▶ What you are asked to do
Can the data below be echoed back word for word?

━━ Records for this exercise

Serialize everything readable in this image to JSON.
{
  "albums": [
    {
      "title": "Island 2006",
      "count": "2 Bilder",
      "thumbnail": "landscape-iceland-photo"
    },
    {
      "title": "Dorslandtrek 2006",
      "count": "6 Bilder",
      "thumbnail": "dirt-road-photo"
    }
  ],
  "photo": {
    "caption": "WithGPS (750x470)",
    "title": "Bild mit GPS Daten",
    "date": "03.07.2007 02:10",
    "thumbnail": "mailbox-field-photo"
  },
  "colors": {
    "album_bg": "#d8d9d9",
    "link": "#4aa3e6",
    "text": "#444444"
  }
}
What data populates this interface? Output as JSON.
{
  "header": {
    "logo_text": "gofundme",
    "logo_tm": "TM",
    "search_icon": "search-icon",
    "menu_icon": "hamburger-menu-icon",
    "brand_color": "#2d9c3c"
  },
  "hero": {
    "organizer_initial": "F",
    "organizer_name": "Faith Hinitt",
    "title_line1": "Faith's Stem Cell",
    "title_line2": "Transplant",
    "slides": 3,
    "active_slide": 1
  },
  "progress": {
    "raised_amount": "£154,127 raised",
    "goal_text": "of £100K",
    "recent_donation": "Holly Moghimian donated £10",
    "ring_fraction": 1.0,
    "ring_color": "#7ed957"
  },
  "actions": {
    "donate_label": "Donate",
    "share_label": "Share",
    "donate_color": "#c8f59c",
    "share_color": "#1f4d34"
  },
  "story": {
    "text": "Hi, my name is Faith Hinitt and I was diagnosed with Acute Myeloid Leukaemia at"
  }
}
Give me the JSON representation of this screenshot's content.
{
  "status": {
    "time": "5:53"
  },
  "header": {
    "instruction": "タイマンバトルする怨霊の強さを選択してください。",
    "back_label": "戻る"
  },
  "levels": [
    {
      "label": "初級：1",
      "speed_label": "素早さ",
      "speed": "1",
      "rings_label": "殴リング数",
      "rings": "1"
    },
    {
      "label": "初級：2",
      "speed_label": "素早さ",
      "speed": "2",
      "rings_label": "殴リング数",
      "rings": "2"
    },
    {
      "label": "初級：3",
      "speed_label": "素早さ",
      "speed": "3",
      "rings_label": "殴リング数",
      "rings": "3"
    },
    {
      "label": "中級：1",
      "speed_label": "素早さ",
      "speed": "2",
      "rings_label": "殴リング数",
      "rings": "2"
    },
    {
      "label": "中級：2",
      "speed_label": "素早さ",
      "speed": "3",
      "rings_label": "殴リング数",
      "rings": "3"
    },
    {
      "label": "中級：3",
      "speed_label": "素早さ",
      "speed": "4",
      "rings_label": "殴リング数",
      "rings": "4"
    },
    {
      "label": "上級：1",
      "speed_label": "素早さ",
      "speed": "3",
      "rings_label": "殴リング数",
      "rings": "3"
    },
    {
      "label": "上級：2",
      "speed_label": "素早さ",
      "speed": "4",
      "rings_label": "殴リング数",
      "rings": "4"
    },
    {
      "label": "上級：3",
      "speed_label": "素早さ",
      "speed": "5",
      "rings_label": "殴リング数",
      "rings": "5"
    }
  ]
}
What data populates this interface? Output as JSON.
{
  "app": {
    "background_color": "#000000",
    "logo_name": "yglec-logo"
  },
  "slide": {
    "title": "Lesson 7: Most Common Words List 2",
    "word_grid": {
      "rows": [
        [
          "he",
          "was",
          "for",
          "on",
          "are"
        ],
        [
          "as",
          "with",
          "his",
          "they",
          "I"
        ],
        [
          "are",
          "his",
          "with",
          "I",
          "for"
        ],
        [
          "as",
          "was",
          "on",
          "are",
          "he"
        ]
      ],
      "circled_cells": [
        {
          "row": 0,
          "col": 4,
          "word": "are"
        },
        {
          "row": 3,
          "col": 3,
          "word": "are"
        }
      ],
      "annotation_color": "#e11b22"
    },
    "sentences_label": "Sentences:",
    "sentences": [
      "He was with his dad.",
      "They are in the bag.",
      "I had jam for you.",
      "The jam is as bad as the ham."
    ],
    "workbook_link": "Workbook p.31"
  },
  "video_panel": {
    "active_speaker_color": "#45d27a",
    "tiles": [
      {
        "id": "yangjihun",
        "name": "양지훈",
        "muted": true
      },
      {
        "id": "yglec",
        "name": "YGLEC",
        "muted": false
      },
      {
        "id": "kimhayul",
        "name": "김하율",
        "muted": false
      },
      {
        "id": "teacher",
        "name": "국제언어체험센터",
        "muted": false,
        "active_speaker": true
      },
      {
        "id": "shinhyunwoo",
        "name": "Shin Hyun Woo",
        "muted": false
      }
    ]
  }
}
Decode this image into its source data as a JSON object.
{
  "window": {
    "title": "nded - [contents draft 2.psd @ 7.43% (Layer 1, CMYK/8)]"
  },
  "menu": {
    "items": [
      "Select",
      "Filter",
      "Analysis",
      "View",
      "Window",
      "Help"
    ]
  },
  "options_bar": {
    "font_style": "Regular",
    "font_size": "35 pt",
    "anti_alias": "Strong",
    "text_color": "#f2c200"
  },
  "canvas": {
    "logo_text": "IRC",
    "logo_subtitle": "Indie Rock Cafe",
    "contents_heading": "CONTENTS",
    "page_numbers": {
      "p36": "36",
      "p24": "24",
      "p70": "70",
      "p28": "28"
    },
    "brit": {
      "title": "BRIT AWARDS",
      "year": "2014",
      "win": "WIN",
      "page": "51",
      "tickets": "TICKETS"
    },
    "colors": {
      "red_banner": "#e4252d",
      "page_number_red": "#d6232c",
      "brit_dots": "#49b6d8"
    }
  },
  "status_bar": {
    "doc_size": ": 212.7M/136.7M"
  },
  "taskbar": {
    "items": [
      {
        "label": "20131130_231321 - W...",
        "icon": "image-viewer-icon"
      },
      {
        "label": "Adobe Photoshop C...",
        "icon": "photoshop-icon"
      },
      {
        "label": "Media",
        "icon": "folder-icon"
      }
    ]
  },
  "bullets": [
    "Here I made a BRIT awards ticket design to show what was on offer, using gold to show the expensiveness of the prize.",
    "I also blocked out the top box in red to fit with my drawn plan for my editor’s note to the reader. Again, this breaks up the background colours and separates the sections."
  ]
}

━━━━

▶ Complete answer
Serialize everything readable in this image to JSON.
{
  "albums": [
    {
      "title": "Island 2006",
      "count": "2 Bilder",
      "thumbnail": "landscape-iceland-photo"
    },
    {
      "title": "Dorslandtrek 2006",
      "count": "6 Bilder",
      "thumbnail": "dirt-road-photo"
    }
  ],
  "photo": {
    "caption": "WithGPS (750x470)",
    "title": "Bild mit GPS Daten",
    "date": "03.07.2007 02:10",
    "thumbnail": "mailbox-field-photo"
  },
  "colors": {
    "album_bg": "#d8d9d9",
    "link": "#4aa3e6",
    "text": "#444444"
  }
}
What data populates this interface? Output as JSON.
{
  "header": {
    "logo_text": "gofundme",
    "logo_tm": "TM",
    "search_icon": "search-icon",
    "menu_icon": "hamburger-menu-icon",
    "brand_color": "#2d9c3c"
  },
  "hero": {
    "organizer_initial": "F",
    "organizer_name": "Faith Hinitt",
    "title_line1": "Faith's Stem Cell",
    "title_line2": "Transplant",
    "slides": 3,
    "active_slide": 1
  },
  "progress": {
    "raised_amount": "£154,127 raised",
    "goal_text": "of £100K",
    "recent_donation": "Holly Moghimian donated £10",
    "ring_fraction": 1.0,
    "ring_color": "#7ed957"
  },
  "actions": {
    "donate_label": "Donate",
    "share_label": "Share",
    "donate_color": "#c8f59c",
    "share_color": "#1f4d34"
  },
  "story": {
    "text": "Hi, my name is Faith Hinitt and I was diagnosed with Acute Myeloid Leukaemia at"
  }
}
Give me the JSON representation of this screenshot's content.
{
  "status": {
    "time": "5:53"
  },
  "header": {
    "instruction": "タイマンバトルする怨霊の強さを選択してください。",
    "back_label": "戻る"
  },
  "levels": [
    {
      "label": "初級：1",
      "speed_label": "素早さ",
      "speed": "1",
      "rings_label": "殴リング数",
      "rings": "1"
    },
    {
      "label": "初級：2",
      "speed_label": "素早さ",
      "speed": "2",
      "rings_label": "殴リング数",
      "rings": "2"
    },
    {
      "label": "初級：3",
      "speed_label": "素早さ",
      "speed": "3",
      "rings_label": "殴リング数",
      "rings": "3"
    },
    {
      "label": "中級：1",
      "speed_label": "素早さ",
      "speed": "2",
      "rings_label": "殴リング数",
      "rings": "2"
    },
    {
      "label": "中級：2",
      "speed_label": "素早さ",
      "speed": "3",
      "rings_label": "殴リング数",
      "rings": "3"
    },
    {
      "label": "中級：3",
      "speed_label": "素早さ",
      "speed": "4",
      "rings_label": "殴リング数",
      "rings": "4"
    },
    {
      "label": "上級：1",
      "speed_label": "素早さ",
      "speed": "3",
      "rings_label": "殴リング数",
      "rings": "3"
    },
    {
      "label": "上級：2",
      "speed_label": "素早さ",
      "speed": "4",
      "rings_label": "殴リング数",
      "rings": "4"
    },
    {
      "label": "上級：3",
      "speed_label": "素早さ",
      "speed": "5",
      "rings_label": "殴リング数",
      "rings": "5"
    }
  ]
}
What data populates this interface? Output as JSON.
{
  "app": {
    "background_color": "#000000",
    "logo_name": "yglec-logo"
  },
  "slide": {
    "title": "Lesson 7: Most Common Words List 2",
    "word_grid": {
      "rows": [
        [
          "he",
          "was",
          "for",
          "on",
          "are"
        ],
        [
          "as",
          "with",
          "his",
          "they",
          "I"
        ],
        [
          "are",
          "his",
          "with",
          "I",
          "for"
        ],
        [
          "as",
          "was",
          "on",
          "are",
          "he"
        ]
      ],
      "circled_cells": [
        {
          "row": 0,
          "col": 4,
          "word": "are"
        },
        {
          "row": 3,
          "col": 3,
          "word": "are"
        }
      ],
      "annotation_color": "#e11b22"
    },
    "sentences_label": "Sentences:",
    "sentences": [
      "He was with his dad.",
      "They are in the bag.",
      "I had jam for you.",
      "The jam is as bad as the ham."
    ],
    "workbook_link": "Workbook p.31"
  },
  "video_panel": {
    "active_speaker_color": "#45d27a",
    "tiles": [
      {
        "id": "yangjihun",
        "name": "양지훈",
        "muted": true
      },
      {
        "id": "yglec",
        "name": "YGLEC",
        "muted": false
      },
      {
        "id": "kimhayul",
        "name": "김하율",
        "muted": false
      },
      {
        "id": "teacher",
        "name": "국제언어체험센터",
        "muted": false,
        "active_speaker": true
      },
      {
        "id": "shinhyunwoo",
        "name": "Shin Hyun Woo",
        "muted": false
      }
    ]
  }
}
Decode this image into its source data as a JSON object.
{
  "window": {
    "title": "nded - [contents draft 2.psd @ 7.43% (Layer 1, CMYK/8)]"
  },
  "menu": {
    "items": [
      "Select",
      "Filter",
      "Analysis",
      "View",
      "Window",
      "Help"
    ]
  },
  "options_bar": {
    "font_style": "Regular",
    "font_size": "35 pt",
    "anti_alias": "Strong",
    "text_color": "#f2c200"
  },
  "canvas": {
    "logo_text": "IRC",
    "logo_subtitle": "Indie Rock Cafe",
    "contents_heading": "CONTENTS",
    "page_numbers": {
      "p36": "36",
      "p24": "24",
      "p70": "70",
      "p28": "28"
    },
    "brit": {
      "title": "BRIT AWARDS",
      "year": "2014",
      "win": "WIN",
      "page": "51",
      "tickets": "TICKETS"
    },
    "colors": {
      "red_banner": "#e4252d",
      "page_number_red": "#d6232c",
      "brit_dots": "#49b6d8"
    }
  },
  "status_bar": {
    "doc_size": ": 212.7M/136.7M"
  },
  "taskbar": {
    "items": [
      {
        "label": "20131130_231321 - W...",
        "icon": "image-viewer-icon"
      },
      {
        "label": "Adobe Photoshop C...",
        "icon": "photoshop-icon"
      },
      {
        "label": "Media",
        "icon": "folder-icon"
      }
    ]
  },
  "bullets": [
    "Here I made a BRIT awards ticket design to show what was on offer, using gold to show the expensiveness of the prize.",
    "I also blocked out the top box in red to fit with my drawn plan for my editor’s note to the reader. Again, this breaks up the background colours and separates the sections."
  ]
}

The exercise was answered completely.